# Raw data

▬▬▬▬▬▬

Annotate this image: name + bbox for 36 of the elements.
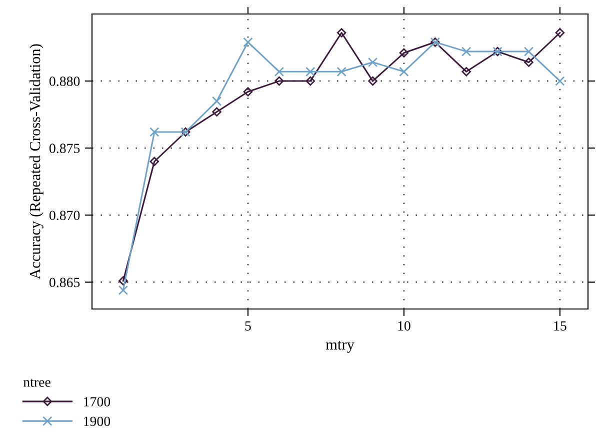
y-tick-label: 0.865 <box>49 278 80 288</box>
point <box>336 66 346 77</box>
point <box>212 96 222 106</box>
point <box>118 285 128 296</box>
point <box>150 156 160 166</box>
y-tick-label: 0.875 <box>49 144 80 154</box>
x-tick-label: 10 <box>398 321 410 331</box>
point <box>462 67 471 76</box>
y-tick-label: 0.880 <box>49 76 80 86</box>
point <box>274 76 284 86</box>
point <box>461 46 472 56</box>
point <box>524 46 534 56</box>
point <box>118 276 128 286</box>
point <box>243 37 253 48</box>
point <box>243 87 253 96</box>
point <box>399 66 409 77</box>
point <box>399 48 409 58</box>
point <box>368 57 378 68</box>
legend-label: 1700 <box>84 397 110 406</box>
x-tick-label: 15 <box>554 321 566 331</box>
point <box>524 58 534 67</box>
x-tick-label: 5 <box>245 321 251 331</box>
point <box>555 76 565 86</box>
legend-title: ntree <box>23 378 50 387</box>
point <box>336 28 346 38</box>
point <box>306 66 316 77</box>
point <box>306 76 315 86</box>
point <box>274 66 284 77</box>
point <box>212 107 222 117</box>
point <box>555 28 565 38</box>
point <box>150 127 160 137</box>
y-tick-label: 0.870 <box>49 210 80 220</box>
point <box>368 76 378 86</box>
legend-label: 1900 <box>84 416 110 426</box>
y-axis-title: Accuracy (Repeated Cross-Validation) <box>29 44 44 280</box>
x-axis-title: mtry <box>326 340 354 353</box>
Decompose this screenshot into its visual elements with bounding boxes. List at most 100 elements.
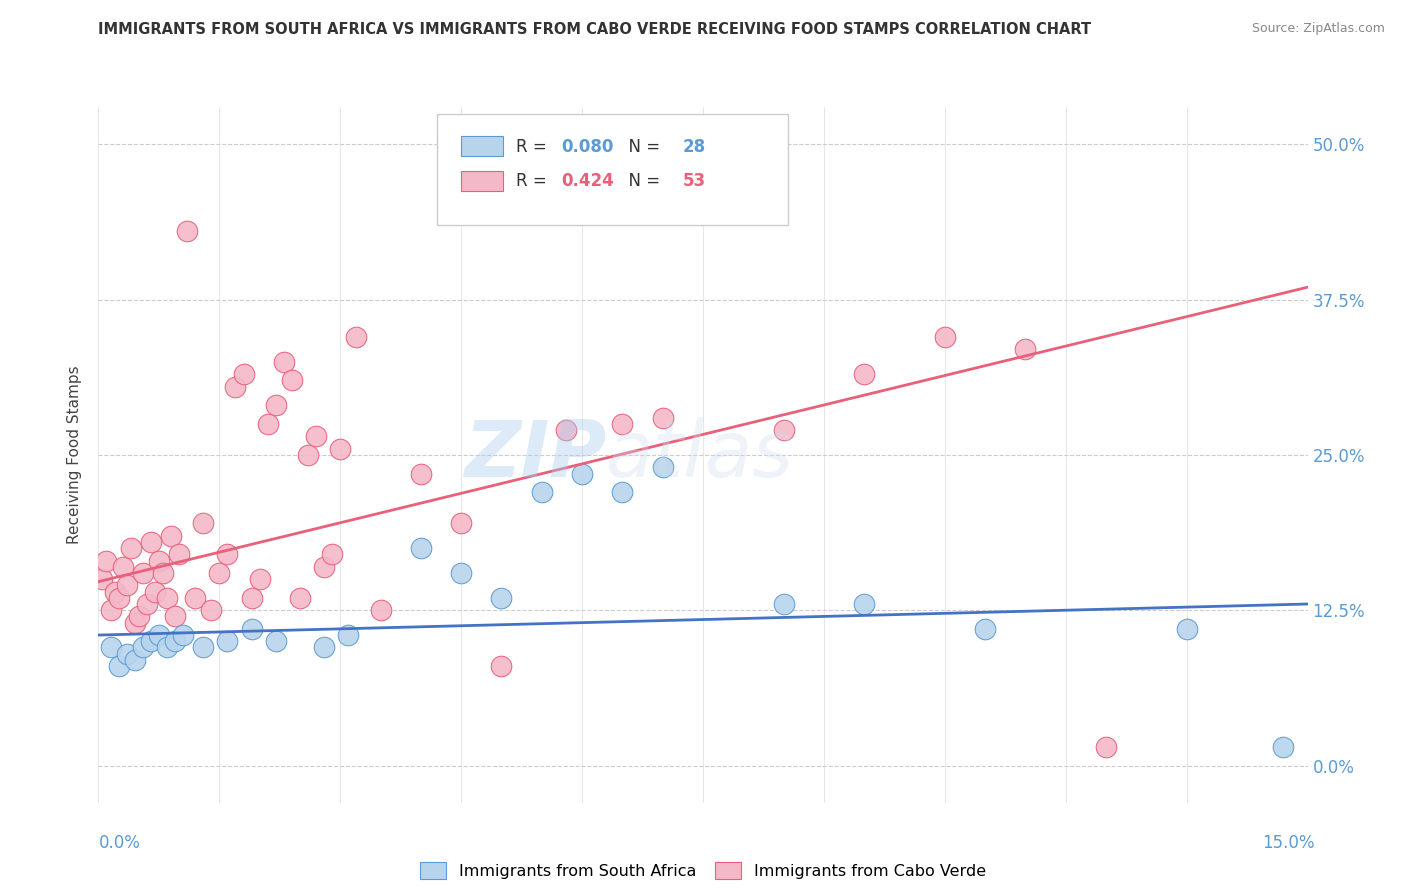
Point bbox=[1095, 739, 1118, 754]
Point bbox=[107, 591, 129, 605]
Text: R =: R = bbox=[516, 137, 551, 156]
Point bbox=[176, 224, 198, 238]
Point bbox=[152, 566, 174, 580]
Point bbox=[491, 591, 513, 605]
Point bbox=[612, 485, 634, 500]
Text: N =: N = bbox=[619, 137, 665, 156]
Point bbox=[314, 559, 336, 574]
Point bbox=[184, 591, 207, 605]
Point bbox=[240, 622, 263, 636]
Text: Source: ZipAtlas.com: Source: ZipAtlas.com bbox=[1251, 22, 1385, 36]
Point bbox=[100, 603, 122, 617]
Point bbox=[450, 516, 472, 531]
FancyBboxPatch shape bbox=[461, 171, 503, 191]
Text: 0.424: 0.424 bbox=[561, 172, 614, 191]
Point bbox=[772, 597, 794, 611]
Point bbox=[249, 572, 271, 586]
Point bbox=[156, 640, 179, 655]
Text: N =: N = bbox=[619, 172, 665, 191]
Text: IMMIGRANTS FROM SOUTH AFRICA VS IMMIGRANTS FROM CABO VERDE RECEIVING FOOD STAMPS: IMMIGRANTS FROM SOUTH AFRICA VS IMMIGRAN… bbox=[98, 22, 1091, 37]
Point bbox=[91, 572, 114, 586]
Point bbox=[200, 603, 222, 617]
Point bbox=[160, 529, 183, 543]
Point bbox=[555, 423, 578, 437]
Point bbox=[1175, 622, 1198, 636]
Point bbox=[264, 398, 287, 412]
Point bbox=[132, 566, 155, 580]
Point bbox=[208, 566, 231, 580]
Point bbox=[530, 485, 553, 500]
Text: 0.0%: 0.0% bbox=[98, 834, 141, 852]
FancyBboxPatch shape bbox=[461, 136, 503, 156]
Point bbox=[103, 584, 125, 599]
Point bbox=[139, 634, 162, 648]
Point bbox=[288, 591, 311, 605]
Point bbox=[163, 609, 186, 624]
Point bbox=[321, 547, 343, 561]
Point bbox=[651, 460, 673, 475]
Point bbox=[143, 584, 166, 599]
Text: 15.0%: 15.0% bbox=[1263, 834, 1315, 852]
Legend: Immigrants from South Africa, Immigrants from Cabo Verde: Immigrants from South Africa, Immigrants… bbox=[413, 856, 993, 885]
Point bbox=[337, 628, 360, 642]
FancyBboxPatch shape bbox=[437, 114, 787, 226]
Point bbox=[853, 367, 876, 381]
Point bbox=[314, 640, 336, 655]
Point bbox=[115, 578, 138, 592]
Point bbox=[224, 379, 246, 393]
Point bbox=[217, 547, 239, 561]
Point bbox=[163, 634, 186, 648]
Point bbox=[96, 553, 118, 567]
Point bbox=[273, 355, 295, 369]
Point bbox=[651, 410, 673, 425]
Point bbox=[1272, 739, 1295, 754]
Point bbox=[450, 566, 472, 580]
Point bbox=[974, 622, 997, 636]
Point bbox=[217, 634, 239, 648]
Point bbox=[491, 659, 513, 673]
Point bbox=[772, 423, 794, 437]
Point bbox=[240, 591, 263, 605]
Point bbox=[281, 373, 304, 387]
Point bbox=[115, 647, 138, 661]
Point bbox=[305, 429, 328, 443]
Text: 28: 28 bbox=[682, 137, 706, 156]
Text: 53: 53 bbox=[682, 172, 706, 191]
Point bbox=[193, 640, 215, 655]
Point bbox=[132, 640, 155, 655]
Point bbox=[107, 659, 129, 673]
Point bbox=[111, 559, 134, 574]
Text: atlas: atlas bbox=[606, 417, 794, 493]
Point bbox=[409, 467, 432, 481]
Point bbox=[934, 330, 956, 344]
Point bbox=[172, 628, 194, 642]
Text: R =: R = bbox=[516, 172, 551, 191]
Point bbox=[100, 640, 122, 655]
Point bbox=[156, 591, 179, 605]
Point bbox=[135, 597, 157, 611]
Point bbox=[128, 609, 150, 624]
Point bbox=[297, 448, 319, 462]
Point bbox=[612, 417, 634, 431]
Point bbox=[370, 603, 392, 617]
Point bbox=[329, 442, 352, 456]
Point bbox=[148, 553, 170, 567]
Point bbox=[167, 547, 190, 561]
Y-axis label: Receiving Food Stamps: Receiving Food Stamps bbox=[67, 366, 83, 544]
Point bbox=[853, 597, 876, 611]
Point bbox=[148, 628, 170, 642]
Point bbox=[1014, 343, 1036, 357]
Point bbox=[232, 367, 254, 381]
Point bbox=[124, 653, 146, 667]
Point bbox=[264, 634, 287, 648]
Point bbox=[571, 467, 593, 481]
Point bbox=[120, 541, 142, 555]
Point bbox=[193, 516, 215, 531]
Text: 0.080: 0.080 bbox=[561, 137, 614, 156]
Point bbox=[124, 615, 146, 630]
Point bbox=[256, 417, 278, 431]
Point bbox=[139, 534, 162, 549]
Point bbox=[344, 330, 367, 344]
Point bbox=[409, 541, 432, 555]
Text: ZIP: ZIP bbox=[464, 417, 606, 493]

▬▬▬▬▬▬

# Directions for this task
Print every line of the records above verbatim, leaving the pictures out.

# Solution for this task
Annotate this image: name + bbox for 36 of the elements.
y-tick-label: 0.865 <box>49 278 80 288</box>
point <box>336 66 346 77</box>
point <box>212 96 222 106</box>
point <box>118 285 128 296</box>
point <box>150 156 160 166</box>
y-tick-label: 0.875 <box>49 144 80 154</box>
x-tick-label: 10 <box>398 321 410 331</box>
point <box>462 67 471 76</box>
y-tick-label: 0.880 <box>49 76 80 86</box>
point <box>274 76 284 86</box>
point <box>461 46 472 56</box>
point <box>524 46 534 56</box>
point <box>118 276 128 286</box>
point <box>243 37 253 48</box>
point <box>243 87 253 96</box>
point <box>399 66 409 77</box>
point <box>399 48 409 58</box>
point <box>368 57 378 68</box>
legend-label: 1700 <box>84 397 110 406</box>
x-tick-label: 15 <box>554 321 566 331</box>
point <box>524 58 534 67</box>
x-tick-label: 5 <box>245 321 251 331</box>
point <box>555 76 565 86</box>
legend-title: ntree <box>23 378 50 387</box>
point <box>336 28 346 38</box>
point <box>306 66 316 77</box>
point <box>306 76 315 86</box>
point <box>274 66 284 77</box>
point <box>212 107 222 117</box>
point <box>555 28 565 38</box>
point <box>150 127 160 137</box>
y-tick-label: 0.870 <box>49 210 80 220</box>
point <box>368 76 378 86</box>
legend-label: 1900 <box>84 416 110 426</box>
y-axis-title: Accuracy (Repeated Cross-Validation) <box>29 44 44 280</box>
x-axis-title: mtry <box>326 340 354 353</box>
Decompose this screenshot into its visual elements with bounding boxes. List at most 100 elements.
Point bbox=[1095, 739, 1118, 754]
Point bbox=[107, 591, 129, 605]
Text: R =: R = bbox=[516, 137, 551, 156]
Point bbox=[176, 224, 198, 238]
Point bbox=[152, 566, 174, 580]
Point bbox=[491, 591, 513, 605]
Point bbox=[612, 485, 634, 500]
Text: N =: N = bbox=[619, 137, 665, 156]
Point bbox=[314, 559, 336, 574]
Point bbox=[184, 591, 207, 605]
Point bbox=[240, 622, 263, 636]
Text: Source: ZipAtlas.com: Source: ZipAtlas.com bbox=[1251, 22, 1385, 36]
Point bbox=[100, 603, 122, 617]
Point bbox=[450, 516, 472, 531]
FancyBboxPatch shape bbox=[461, 171, 503, 191]
Text: 0.424: 0.424 bbox=[561, 172, 614, 191]
Point bbox=[772, 597, 794, 611]
Point bbox=[249, 572, 271, 586]
Point bbox=[156, 640, 179, 655]
Text: N =: N = bbox=[619, 172, 665, 191]
Text: IMMIGRANTS FROM SOUTH AFRICA VS IMMIGRANTS FROM CABO VERDE RECEIVING FOOD STAMPS: IMMIGRANTS FROM SOUTH AFRICA VS IMMIGRAN… bbox=[98, 22, 1091, 37]
Point bbox=[91, 572, 114, 586]
Point bbox=[200, 603, 222, 617]
Point bbox=[160, 529, 183, 543]
Point bbox=[555, 423, 578, 437]
Point bbox=[1175, 622, 1198, 636]
Point bbox=[264, 398, 287, 412]
Point bbox=[132, 566, 155, 580]
Point bbox=[208, 566, 231, 580]
Point bbox=[530, 485, 553, 500]
Text: 0.0%: 0.0% bbox=[98, 834, 141, 852]
FancyBboxPatch shape bbox=[461, 136, 503, 156]
Point bbox=[103, 584, 125, 599]
Point bbox=[139, 634, 162, 648]
Point bbox=[288, 591, 311, 605]
Point bbox=[163, 609, 186, 624]
Point bbox=[321, 547, 343, 561]
Point bbox=[651, 460, 673, 475]
Point bbox=[143, 584, 166, 599]
Text: 15.0%: 15.0% bbox=[1263, 834, 1315, 852]
Legend: Immigrants from South Africa, Immigrants from Cabo Verde: Immigrants from South Africa, Immigrants… bbox=[413, 856, 993, 885]
Point bbox=[337, 628, 360, 642]
FancyBboxPatch shape bbox=[437, 114, 787, 226]
Point bbox=[853, 367, 876, 381]
Point bbox=[314, 640, 336, 655]
Point bbox=[115, 578, 138, 592]
Point bbox=[224, 379, 246, 393]
Point bbox=[217, 547, 239, 561]
Point bbox=[163, 634, 186, 648]
Point bbox=[96, 553, 118, 567]
Point bbox=[273, 355, 295, 369]
Point bbox=[651, 410, 673, 425]
Point bbox=[1272, 739, 1295, 754]
Point bbox=[450, 566, 472, 580]
Point bbox=[974, 622, 997, 636]
Point bbox=[217, 634, 239, 648]
Point bbox=[491, 659, 513, 673]
Point bbox=[772, 423, 794, 437]
Point bbox=[240, 591, 263, 605]
Point bbox=[281, 373, 304, 387]
Point bbox=[115, 647, 138, 661]
Point bbox=[305, 429, 328, 443]
Text: 28: 28 bbox=[682, 137, 706, 156]
Text: 53: 53 bbox=[682, 172, 706, 191]
Point bbox=[193, 640, 215, 655]
Point bbox=[132, 640, 155, 655]
Point bbox=[107, 659, 129, 673]
Point bbox=[111, 559, 134, 574]
Text: atlas: atlas bbox=[606, 417, 794, 493]
Point bbox=[409, 467, 432, 481]
Point bbox=[934, 330, 956, 344]
Point bbox=[172, 628, 194, 642]
Text: R =: R = bbox=[516, 172, 551, 191]
Point bbox=[100, 640, 122, 655]
Point bbox=[156, 591, 179, 605]
Point bbox=[135, 597, 157, 611]
Point bbox=[128, 609, 150, 624]
Point bbox=[297, 448, 319, 462]
Point bbox=[612, 417, 634, 431]
Point bbox=[370, 603, 392, 617]
Point bbox=[329, 442, 352, 456]
Point bbox=[148, 553, 170, 567]
Point bbox=[167, 547, 190, 561]
Y-axis label: Receiving Food Stamps: Receiving Food Stamps bbox=[67, 366, 83, 544]
Point bbox=[853, 597, 876, 611]
Point bbox=[148, 628, 170, 642]
Point bbox=[1014, 343, 1036, 357]
Point bbox=[232, 367, 254, 381]
Point bbox=[124, 653, 146, 667]
Point bbox=[264, 634, 287, 648]
Point bbox=[571, 467, 593, 481]
Point bbox=[120, 541, 142, 555]
Point bbox=[193, 516, 215, 531]
Text: 0.080: 0.080 bbox=[561, 137, 614, 156]
Point bbox=[124, 615, 146, 630]
Point bbox=[256, 417, 278, 431]
Point bbox=[139, 534, 162, 549]
Point bbox=[344, 330, 367, 344]
Point bbox=[409, 541, 432, 555]
Text: ZIP: ZIP bbox=[464, 417, 606, 493]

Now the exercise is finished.